Extracted data entries
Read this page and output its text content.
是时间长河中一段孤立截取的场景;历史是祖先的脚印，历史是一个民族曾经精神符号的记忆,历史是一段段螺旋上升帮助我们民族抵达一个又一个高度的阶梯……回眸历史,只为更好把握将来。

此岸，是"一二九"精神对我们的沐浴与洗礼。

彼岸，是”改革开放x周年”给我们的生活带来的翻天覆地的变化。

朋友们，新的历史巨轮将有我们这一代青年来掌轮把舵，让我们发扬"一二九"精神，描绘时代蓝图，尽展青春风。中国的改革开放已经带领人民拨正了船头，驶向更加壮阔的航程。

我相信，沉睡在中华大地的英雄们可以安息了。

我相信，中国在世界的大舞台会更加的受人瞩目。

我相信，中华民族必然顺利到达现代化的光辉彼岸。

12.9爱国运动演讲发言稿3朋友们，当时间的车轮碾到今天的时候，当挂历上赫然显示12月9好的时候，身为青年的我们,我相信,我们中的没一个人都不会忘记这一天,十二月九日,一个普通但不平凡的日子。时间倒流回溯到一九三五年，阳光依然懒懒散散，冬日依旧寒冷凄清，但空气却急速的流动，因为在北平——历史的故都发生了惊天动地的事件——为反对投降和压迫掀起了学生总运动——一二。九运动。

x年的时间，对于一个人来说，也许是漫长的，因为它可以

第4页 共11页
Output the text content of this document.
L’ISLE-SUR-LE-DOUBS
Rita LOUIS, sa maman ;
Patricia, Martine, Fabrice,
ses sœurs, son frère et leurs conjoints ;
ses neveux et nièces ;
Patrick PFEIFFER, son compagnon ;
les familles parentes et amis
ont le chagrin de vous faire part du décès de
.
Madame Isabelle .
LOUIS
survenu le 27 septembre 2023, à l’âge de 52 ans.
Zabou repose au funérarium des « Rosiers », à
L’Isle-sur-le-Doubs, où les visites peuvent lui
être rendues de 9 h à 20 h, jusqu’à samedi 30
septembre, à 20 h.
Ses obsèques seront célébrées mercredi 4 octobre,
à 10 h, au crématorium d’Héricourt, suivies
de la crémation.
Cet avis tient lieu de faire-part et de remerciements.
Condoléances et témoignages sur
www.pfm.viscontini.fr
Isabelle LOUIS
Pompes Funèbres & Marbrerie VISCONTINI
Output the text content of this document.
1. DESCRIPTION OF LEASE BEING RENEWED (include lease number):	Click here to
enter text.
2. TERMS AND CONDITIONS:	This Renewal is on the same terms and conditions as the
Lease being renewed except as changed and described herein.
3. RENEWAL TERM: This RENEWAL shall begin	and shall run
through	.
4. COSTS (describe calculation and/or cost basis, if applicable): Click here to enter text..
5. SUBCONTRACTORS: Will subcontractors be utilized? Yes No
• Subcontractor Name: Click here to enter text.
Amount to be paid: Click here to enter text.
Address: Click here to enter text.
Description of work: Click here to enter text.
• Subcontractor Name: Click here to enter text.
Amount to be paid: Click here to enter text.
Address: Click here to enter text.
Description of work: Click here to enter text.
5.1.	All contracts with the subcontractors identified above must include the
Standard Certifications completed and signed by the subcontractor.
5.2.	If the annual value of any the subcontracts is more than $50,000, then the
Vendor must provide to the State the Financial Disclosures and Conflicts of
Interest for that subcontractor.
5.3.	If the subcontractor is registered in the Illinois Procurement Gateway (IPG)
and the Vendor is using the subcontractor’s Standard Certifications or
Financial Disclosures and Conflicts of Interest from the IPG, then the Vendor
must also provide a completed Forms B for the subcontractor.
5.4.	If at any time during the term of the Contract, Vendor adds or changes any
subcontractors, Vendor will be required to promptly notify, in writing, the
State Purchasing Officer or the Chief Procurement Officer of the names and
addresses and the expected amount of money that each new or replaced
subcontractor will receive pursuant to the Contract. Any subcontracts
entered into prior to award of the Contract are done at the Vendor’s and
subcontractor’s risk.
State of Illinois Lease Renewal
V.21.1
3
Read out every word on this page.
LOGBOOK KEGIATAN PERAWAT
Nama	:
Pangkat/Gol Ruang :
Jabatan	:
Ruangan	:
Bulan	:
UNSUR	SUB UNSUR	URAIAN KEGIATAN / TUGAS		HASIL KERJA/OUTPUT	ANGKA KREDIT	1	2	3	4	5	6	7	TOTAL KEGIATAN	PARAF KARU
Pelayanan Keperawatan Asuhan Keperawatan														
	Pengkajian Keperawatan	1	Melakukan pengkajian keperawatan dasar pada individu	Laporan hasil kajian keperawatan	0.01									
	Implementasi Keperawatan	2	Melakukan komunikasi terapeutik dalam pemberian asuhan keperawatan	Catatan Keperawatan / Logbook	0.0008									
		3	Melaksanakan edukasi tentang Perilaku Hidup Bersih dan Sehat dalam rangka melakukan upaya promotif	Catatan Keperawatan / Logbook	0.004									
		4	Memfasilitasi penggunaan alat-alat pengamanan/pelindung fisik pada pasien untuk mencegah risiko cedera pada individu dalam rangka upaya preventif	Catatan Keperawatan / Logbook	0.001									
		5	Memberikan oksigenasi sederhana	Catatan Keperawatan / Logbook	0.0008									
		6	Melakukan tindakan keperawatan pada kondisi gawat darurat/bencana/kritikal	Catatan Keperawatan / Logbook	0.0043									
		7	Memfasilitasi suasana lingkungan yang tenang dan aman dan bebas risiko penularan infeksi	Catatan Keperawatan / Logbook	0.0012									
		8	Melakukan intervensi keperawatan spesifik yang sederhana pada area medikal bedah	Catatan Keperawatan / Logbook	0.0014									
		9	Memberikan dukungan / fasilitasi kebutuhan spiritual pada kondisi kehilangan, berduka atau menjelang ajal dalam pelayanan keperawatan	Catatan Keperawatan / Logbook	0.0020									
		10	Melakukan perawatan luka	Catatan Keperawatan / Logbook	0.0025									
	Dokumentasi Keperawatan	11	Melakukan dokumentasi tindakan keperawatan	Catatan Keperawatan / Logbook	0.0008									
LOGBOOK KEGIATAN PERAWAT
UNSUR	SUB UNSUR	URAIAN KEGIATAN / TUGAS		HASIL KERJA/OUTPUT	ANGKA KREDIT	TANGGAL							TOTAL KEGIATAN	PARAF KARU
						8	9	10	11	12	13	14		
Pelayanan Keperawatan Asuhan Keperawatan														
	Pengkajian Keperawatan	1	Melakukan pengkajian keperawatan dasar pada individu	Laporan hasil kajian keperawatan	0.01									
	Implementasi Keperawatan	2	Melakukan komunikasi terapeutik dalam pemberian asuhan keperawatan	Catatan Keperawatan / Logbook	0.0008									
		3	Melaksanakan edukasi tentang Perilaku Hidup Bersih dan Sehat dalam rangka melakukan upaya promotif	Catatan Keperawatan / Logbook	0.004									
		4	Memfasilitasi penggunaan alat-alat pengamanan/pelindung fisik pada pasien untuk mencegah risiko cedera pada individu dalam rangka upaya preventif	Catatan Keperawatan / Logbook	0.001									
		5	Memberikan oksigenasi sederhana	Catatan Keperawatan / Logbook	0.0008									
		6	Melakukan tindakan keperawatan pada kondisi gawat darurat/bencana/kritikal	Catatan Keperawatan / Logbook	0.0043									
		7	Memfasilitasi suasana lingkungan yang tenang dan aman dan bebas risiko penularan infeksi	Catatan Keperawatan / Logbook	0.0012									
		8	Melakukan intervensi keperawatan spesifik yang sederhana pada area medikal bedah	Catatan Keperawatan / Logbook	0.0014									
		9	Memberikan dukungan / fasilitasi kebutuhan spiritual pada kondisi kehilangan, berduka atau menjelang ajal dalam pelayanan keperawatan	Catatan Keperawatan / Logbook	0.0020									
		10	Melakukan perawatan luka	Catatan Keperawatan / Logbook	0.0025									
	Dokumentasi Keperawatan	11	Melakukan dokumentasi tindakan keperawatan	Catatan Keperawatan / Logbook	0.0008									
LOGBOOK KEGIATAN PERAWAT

**SHORT EXERCISE:** All lines that include "KREDIT" are to be gathered and copied.

**OUTPUT FOR THIS TASK:**
UNSUR	SUB UNSUR	URAIAN KEGIATAN / TUGAS		HASIL KERJA/OUTPUT	ANGKA KREDIT	1	2	3	4	5	6	7	TOTAL KEGIATAN	PARAF KARU
UNSUR	SUB UNSUR	URAIAN KEGIATAN / TUGAS		HASIL KERJA/OUTPUT	ANGKA KREDIT	TANGGAL							TOTAL KEGIATAN	PARAF KARU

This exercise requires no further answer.